**Working data:**
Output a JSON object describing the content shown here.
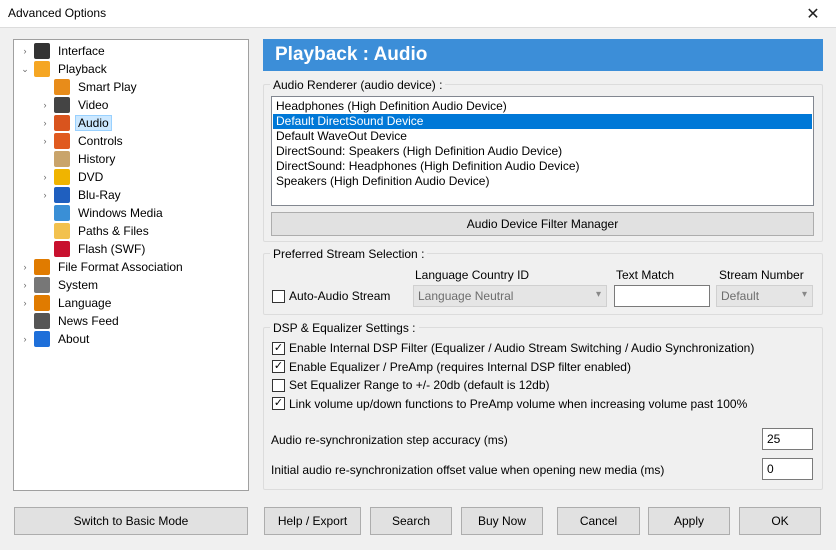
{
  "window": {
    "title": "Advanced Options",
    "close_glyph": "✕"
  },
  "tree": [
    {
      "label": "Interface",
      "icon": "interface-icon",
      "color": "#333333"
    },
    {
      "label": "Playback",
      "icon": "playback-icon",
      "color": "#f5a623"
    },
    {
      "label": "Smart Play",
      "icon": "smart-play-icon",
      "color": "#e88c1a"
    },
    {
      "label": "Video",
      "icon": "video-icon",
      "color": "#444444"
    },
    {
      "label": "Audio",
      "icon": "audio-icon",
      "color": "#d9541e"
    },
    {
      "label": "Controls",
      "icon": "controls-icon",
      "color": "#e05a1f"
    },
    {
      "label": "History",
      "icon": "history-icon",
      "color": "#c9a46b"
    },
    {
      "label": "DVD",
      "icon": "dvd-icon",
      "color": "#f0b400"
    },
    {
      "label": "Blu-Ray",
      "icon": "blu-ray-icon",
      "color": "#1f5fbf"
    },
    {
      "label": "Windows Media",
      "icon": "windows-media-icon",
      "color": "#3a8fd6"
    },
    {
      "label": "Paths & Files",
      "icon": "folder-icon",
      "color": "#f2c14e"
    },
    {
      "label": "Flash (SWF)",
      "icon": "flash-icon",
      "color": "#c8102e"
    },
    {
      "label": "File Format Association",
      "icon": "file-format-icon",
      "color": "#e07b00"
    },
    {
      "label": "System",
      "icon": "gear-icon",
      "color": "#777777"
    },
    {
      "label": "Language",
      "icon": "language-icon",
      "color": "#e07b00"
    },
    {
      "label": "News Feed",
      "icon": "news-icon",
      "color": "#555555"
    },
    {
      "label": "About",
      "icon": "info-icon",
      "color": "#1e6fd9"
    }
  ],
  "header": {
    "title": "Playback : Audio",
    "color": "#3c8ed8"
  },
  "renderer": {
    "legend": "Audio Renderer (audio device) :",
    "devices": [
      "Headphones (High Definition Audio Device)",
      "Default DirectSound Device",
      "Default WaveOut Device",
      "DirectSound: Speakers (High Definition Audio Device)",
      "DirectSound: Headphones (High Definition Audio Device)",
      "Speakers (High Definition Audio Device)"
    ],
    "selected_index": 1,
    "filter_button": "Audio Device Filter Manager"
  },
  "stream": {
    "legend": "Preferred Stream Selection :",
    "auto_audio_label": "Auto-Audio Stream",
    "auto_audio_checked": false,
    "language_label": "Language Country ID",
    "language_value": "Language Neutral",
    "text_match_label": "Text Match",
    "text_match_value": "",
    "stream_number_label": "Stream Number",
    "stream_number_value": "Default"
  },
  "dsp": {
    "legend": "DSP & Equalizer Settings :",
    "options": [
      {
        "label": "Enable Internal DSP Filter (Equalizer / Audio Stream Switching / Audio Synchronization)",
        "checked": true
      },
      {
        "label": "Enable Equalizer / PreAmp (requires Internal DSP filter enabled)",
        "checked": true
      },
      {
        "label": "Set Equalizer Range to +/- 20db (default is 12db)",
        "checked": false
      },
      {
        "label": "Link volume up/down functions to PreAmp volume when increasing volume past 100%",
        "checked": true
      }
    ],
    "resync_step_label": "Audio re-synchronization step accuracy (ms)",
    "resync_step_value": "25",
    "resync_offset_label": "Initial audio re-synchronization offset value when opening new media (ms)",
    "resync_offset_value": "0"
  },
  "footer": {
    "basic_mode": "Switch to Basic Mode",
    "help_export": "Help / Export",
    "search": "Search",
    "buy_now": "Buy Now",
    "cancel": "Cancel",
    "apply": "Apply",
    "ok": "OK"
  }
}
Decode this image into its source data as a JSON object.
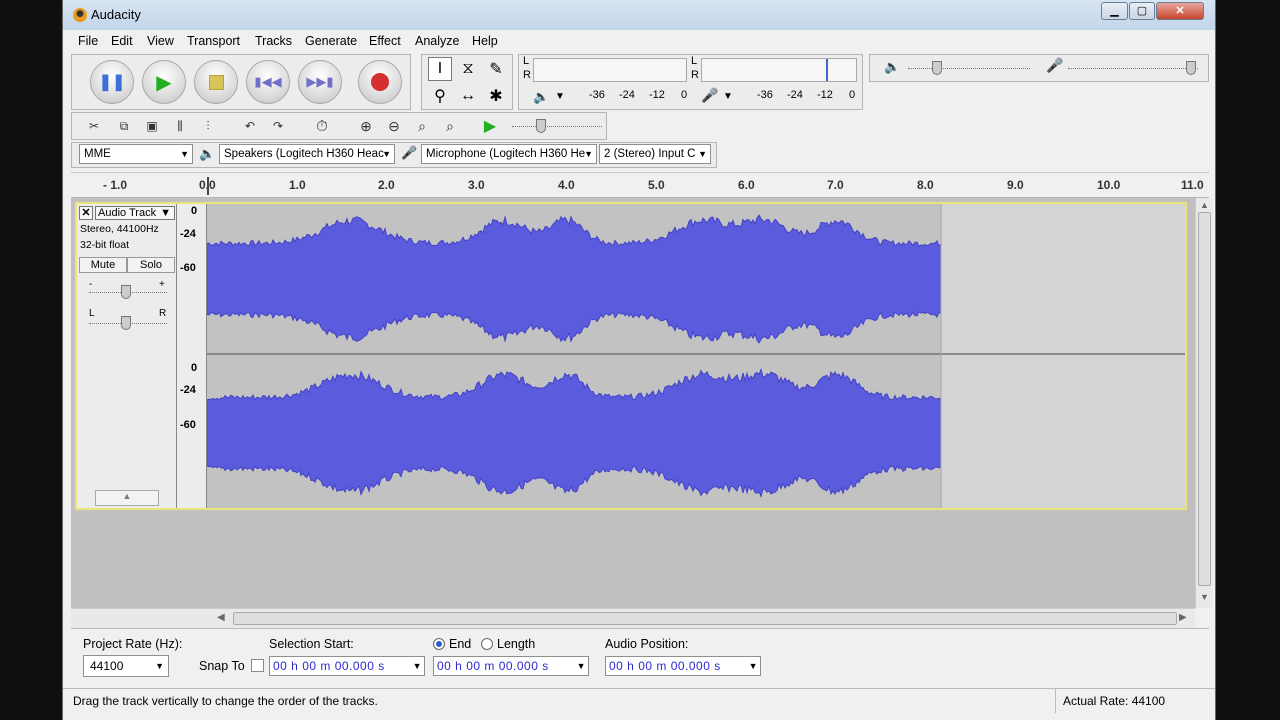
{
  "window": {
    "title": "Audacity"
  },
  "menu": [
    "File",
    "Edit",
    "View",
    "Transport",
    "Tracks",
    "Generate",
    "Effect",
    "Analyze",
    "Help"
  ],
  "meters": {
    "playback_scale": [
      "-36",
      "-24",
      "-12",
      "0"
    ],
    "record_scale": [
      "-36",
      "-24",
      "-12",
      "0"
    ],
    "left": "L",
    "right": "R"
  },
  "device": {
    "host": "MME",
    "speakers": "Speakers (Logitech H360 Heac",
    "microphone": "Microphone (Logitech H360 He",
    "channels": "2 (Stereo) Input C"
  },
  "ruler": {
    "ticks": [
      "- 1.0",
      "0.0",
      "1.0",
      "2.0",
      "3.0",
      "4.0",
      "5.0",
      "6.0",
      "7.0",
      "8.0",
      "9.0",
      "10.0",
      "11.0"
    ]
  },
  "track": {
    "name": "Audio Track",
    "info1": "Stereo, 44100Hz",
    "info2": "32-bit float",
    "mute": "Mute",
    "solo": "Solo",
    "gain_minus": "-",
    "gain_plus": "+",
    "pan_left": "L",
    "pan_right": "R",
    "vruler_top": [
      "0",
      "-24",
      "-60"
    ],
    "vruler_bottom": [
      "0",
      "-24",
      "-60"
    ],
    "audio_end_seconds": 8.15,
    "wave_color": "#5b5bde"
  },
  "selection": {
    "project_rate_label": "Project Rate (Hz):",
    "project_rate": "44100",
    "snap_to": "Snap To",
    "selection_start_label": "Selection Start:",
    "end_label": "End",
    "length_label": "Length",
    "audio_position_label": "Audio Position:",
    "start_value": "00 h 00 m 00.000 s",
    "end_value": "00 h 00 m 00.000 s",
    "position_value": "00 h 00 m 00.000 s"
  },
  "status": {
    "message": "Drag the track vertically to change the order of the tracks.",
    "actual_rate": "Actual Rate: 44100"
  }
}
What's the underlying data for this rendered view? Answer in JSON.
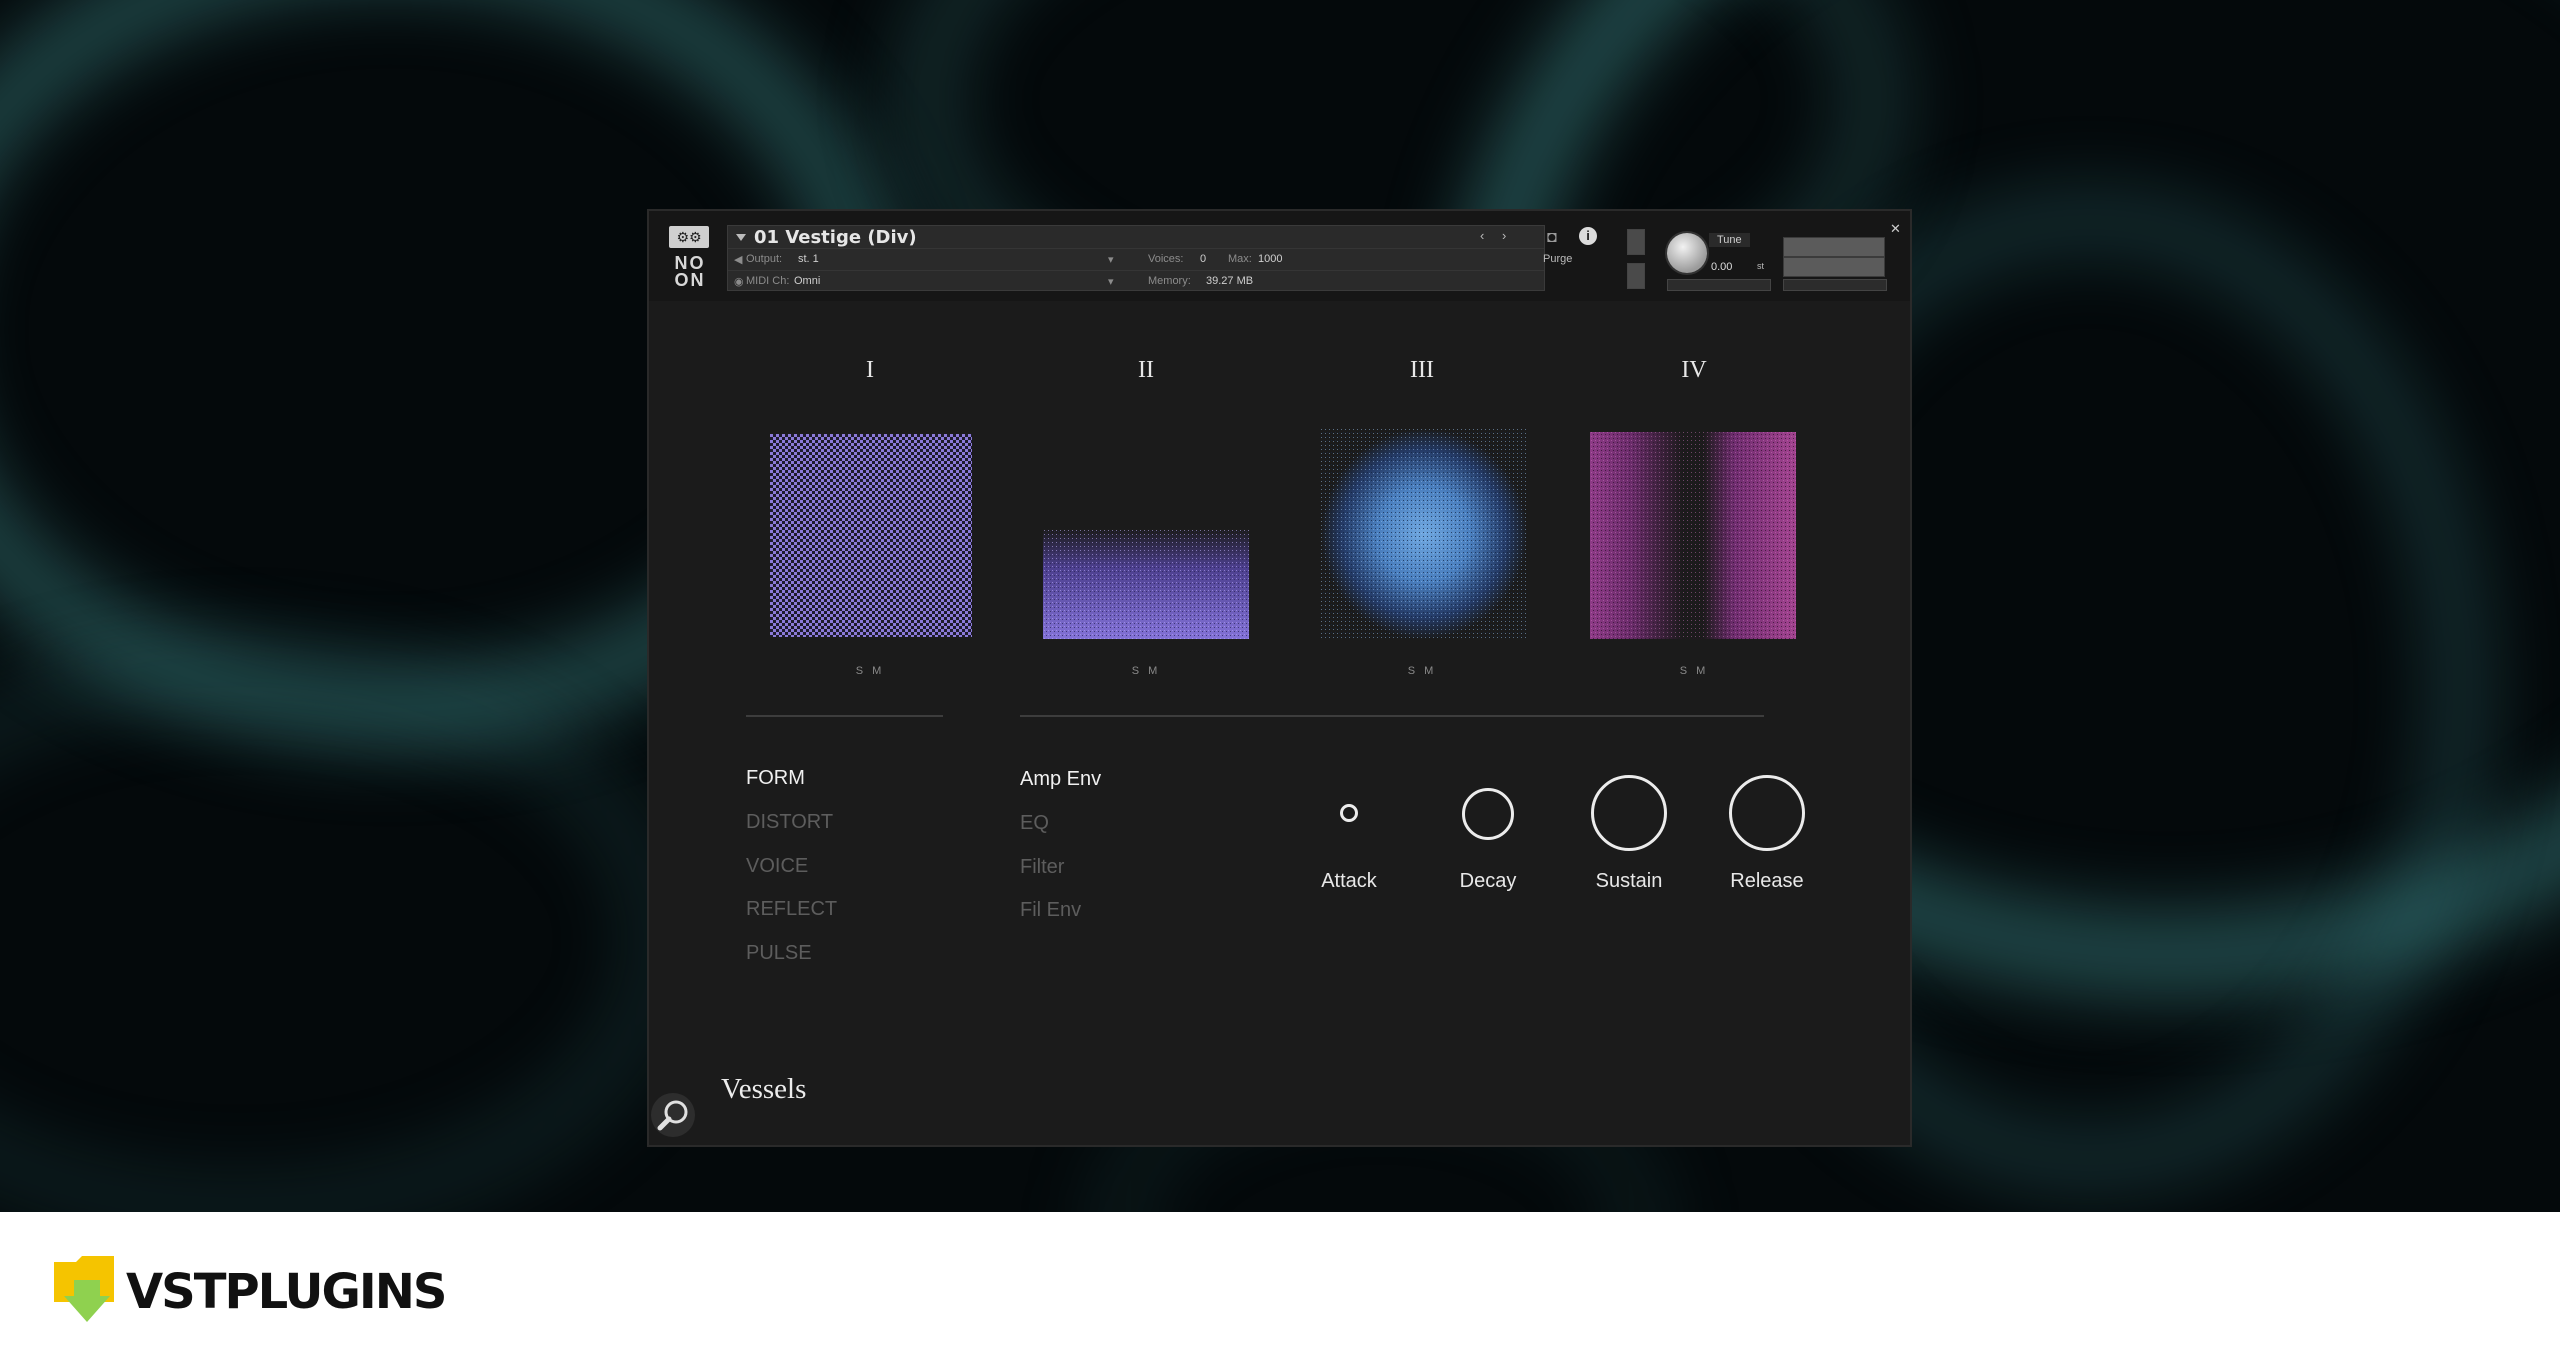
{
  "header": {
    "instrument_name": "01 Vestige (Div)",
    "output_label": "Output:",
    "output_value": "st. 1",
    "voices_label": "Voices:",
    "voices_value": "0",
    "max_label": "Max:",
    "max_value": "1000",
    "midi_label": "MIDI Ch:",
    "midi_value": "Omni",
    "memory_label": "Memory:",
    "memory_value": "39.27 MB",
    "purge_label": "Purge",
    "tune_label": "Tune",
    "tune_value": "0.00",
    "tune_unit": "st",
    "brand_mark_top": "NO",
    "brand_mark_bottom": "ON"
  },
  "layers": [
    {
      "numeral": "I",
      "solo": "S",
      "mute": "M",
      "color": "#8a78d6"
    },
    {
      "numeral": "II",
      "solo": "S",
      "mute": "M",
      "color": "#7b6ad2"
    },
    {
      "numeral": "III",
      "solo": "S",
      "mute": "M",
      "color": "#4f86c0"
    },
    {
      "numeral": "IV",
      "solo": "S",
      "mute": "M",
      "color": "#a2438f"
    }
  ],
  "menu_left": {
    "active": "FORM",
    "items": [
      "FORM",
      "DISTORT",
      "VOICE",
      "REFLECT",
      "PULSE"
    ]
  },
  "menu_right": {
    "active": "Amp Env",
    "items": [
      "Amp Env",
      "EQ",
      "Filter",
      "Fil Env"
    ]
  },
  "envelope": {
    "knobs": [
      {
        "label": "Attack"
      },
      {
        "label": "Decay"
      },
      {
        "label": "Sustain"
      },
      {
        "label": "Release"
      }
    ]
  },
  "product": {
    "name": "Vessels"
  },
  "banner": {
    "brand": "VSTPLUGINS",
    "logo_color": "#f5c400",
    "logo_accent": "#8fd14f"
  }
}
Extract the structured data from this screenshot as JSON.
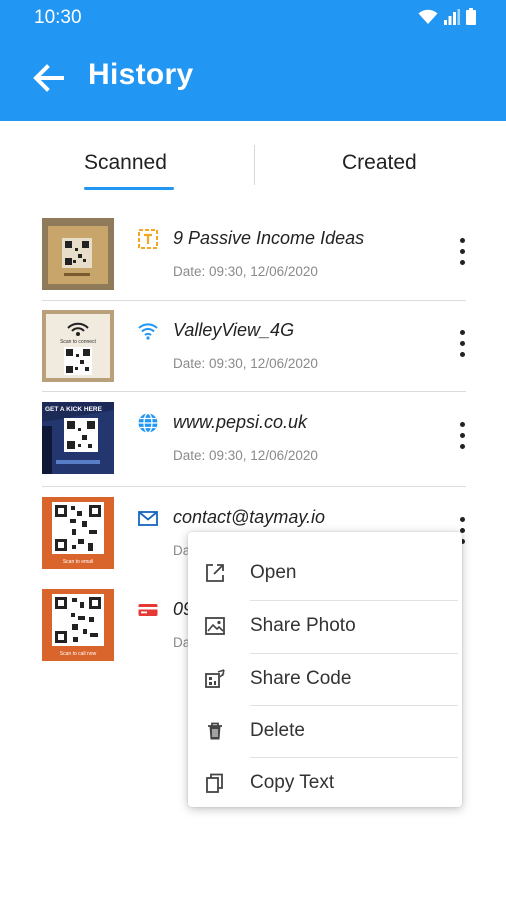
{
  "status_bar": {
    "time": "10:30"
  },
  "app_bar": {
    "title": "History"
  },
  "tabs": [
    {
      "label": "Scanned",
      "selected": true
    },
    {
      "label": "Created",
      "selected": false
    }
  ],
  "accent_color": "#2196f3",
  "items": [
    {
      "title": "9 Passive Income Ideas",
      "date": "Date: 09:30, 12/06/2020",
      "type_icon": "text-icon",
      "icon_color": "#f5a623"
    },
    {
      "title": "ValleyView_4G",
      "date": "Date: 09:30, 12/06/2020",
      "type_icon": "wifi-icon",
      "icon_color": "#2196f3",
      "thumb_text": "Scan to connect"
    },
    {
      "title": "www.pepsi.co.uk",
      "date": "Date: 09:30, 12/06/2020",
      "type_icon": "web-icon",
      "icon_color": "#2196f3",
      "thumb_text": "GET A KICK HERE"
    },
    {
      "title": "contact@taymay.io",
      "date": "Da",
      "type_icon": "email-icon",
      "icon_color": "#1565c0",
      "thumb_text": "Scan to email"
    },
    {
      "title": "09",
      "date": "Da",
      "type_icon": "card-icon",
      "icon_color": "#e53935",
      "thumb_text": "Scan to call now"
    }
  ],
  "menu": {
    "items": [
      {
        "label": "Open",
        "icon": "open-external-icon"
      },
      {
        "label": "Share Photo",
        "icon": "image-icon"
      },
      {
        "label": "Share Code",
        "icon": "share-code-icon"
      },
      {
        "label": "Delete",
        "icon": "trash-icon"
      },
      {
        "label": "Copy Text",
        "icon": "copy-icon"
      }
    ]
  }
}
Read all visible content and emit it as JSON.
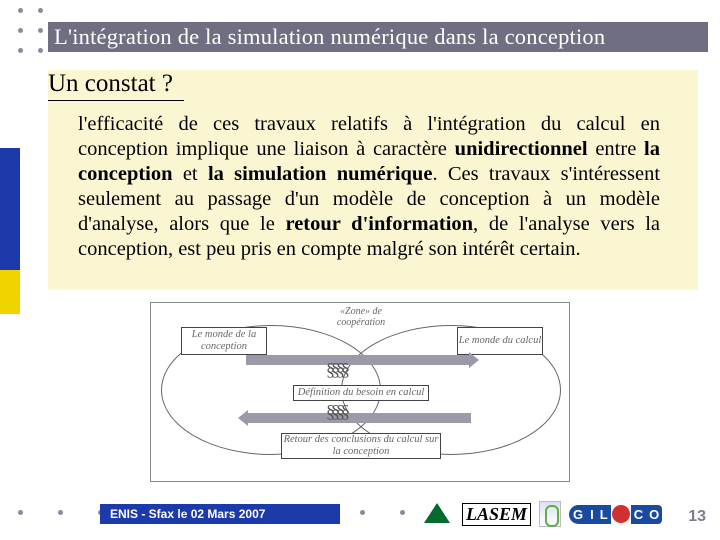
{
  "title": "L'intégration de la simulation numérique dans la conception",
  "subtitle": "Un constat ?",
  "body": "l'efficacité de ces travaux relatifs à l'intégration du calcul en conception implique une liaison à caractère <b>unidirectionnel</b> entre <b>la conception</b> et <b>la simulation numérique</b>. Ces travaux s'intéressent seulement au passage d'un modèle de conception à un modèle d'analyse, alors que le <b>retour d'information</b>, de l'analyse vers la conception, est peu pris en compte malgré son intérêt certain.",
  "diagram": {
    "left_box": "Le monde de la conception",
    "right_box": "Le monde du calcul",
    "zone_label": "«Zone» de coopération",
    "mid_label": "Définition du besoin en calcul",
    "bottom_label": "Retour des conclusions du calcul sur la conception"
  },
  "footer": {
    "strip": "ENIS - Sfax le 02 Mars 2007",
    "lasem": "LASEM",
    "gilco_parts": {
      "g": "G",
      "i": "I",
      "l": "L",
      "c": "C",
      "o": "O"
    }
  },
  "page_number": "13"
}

**What the task asks:**
Copy all lines in the listing above where the string "false" appears.

**The solution:**
    "auto_audio_checked": false,
        "checked": false
      "selected": false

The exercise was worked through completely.